• Your instructions:
Say how many lines contain "degrees", using only the number.

Collection entries:
'''
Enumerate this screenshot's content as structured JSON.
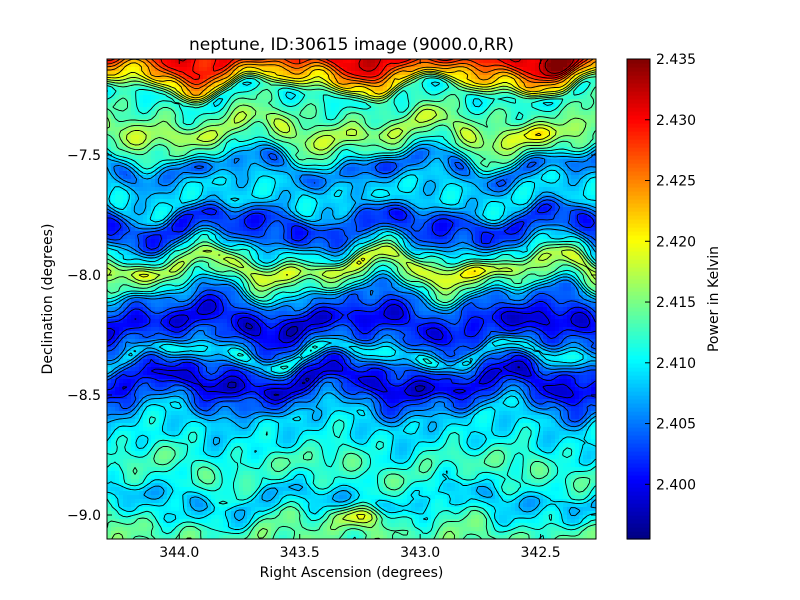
{
  "chart_data": {
    "type": "heatmap",
    "title": "neptune, ID:30615 image (9000.0,RR)",
    "xlabel": "Right Ascension (degrees)",
    "ylabel": "Declination (degrees)",
    "xlim": [
      344.3,
      342.27
    ],
    "ylim": [
      -9.1,
      -7.1
    ],
    "x_ticks": [
      344.0,
      343.5,
      343.0,
      342.5
    ],
    "x_tick_labels": [
      "344.0",
      "343.5",
      "343.0",
      "342.5"
    ],
    "y_ticks": [
      -7.5,
      -8.0,
      -8.5,
      -9.0
    ],
    "y_tick_labels": [
      "−7.5",
      "−8.0",
      "−8.5",
      "−9.0"
    ],
    "colorbar": {
      "label": "Power in Kelvin",
      "range": [
        2.3955,
        2.435
      ],
      "ticks": [
        2.4,
        2.405,
        2.41,
        2.415,
        2.42,
        2.425,
        2.43,
        2.435
      ],
      "tick_labels": [
        "2.400",
        "2.405",
        "2.410",
        "2.415",
        "2.420",
        "2.425",
        "2.430",
        "2.435"
      ],
      "colormap": "jet"
    },
    "contours": true,
    "dec_profile": {
      "dec": [
        -7.1,
        -7.18,
        -7.25,
        -7.32,
        -7.4,
        -7.47,
        -7.55,
        -7.63,
        -7.7,
        -7.78,
        -7.83,
        -7.9,
        -7.97,
        -8.03,
        -8.1,
        -8.2,
        -8.28,
        -8.33,
        -8.4,
        -8.45,
        -8.52,
        -8.6,
        -8.7,
        -8.8,
        -8.88,
        -8.93,
        -9.0,
        -9.05,
        -9.1
      ],
      "kelvin": [
        2.43,
        2.422,
        2.411,
        2.413,
        2.417,
        2.413,
        2.405,
        2.409,
        2.409,
        2.402,
        2.403,
        2.41,
        2.418,
        2.413,
        2.405,
        2.4,
        2.404,
        2.41,
        2.402,
        2.399,
        2.404,
        2.409,
        2.41,
        2.413,
        2.411,
        2.408,
        2.41,
        2.413,
        2.414
      ]
    },
    "hotspots": [
      {
        "ra": 342.42,
        "dec": -7.12,
        "kelvin": 2.434
      },
      {
        "ra": 343.0,
        "dec": -7.1,
        "kelvin": 2.433
      },
      {
        "ra": 343.3,
        "dec": -7.11,
        "kelvin": 2.431
      },
      {
        "ra": 342.52,
        "dec": -7.43,
        "kelvin": 2.419
      },
      {
        "ra": 342.87,
        "dec": -7.98,
        "kelvin": 2.421
      },
      {
        "ra": 343.6,
        "dec": -8.21,
        "kelvin": 2.397
      },
      {
        "ra": 342.55,
        "dec": -8.21,
        "kelvin": 2.398
      },
      {
        "ra": 343.2,
        "dec": -7.57,
        "kelvin": 2.403
      },
      {
        "ra": 343.25,
        "dec": -9.01,
        "kelvin": 2.42
      }
    ]
  }
}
'''
• Final answer:
2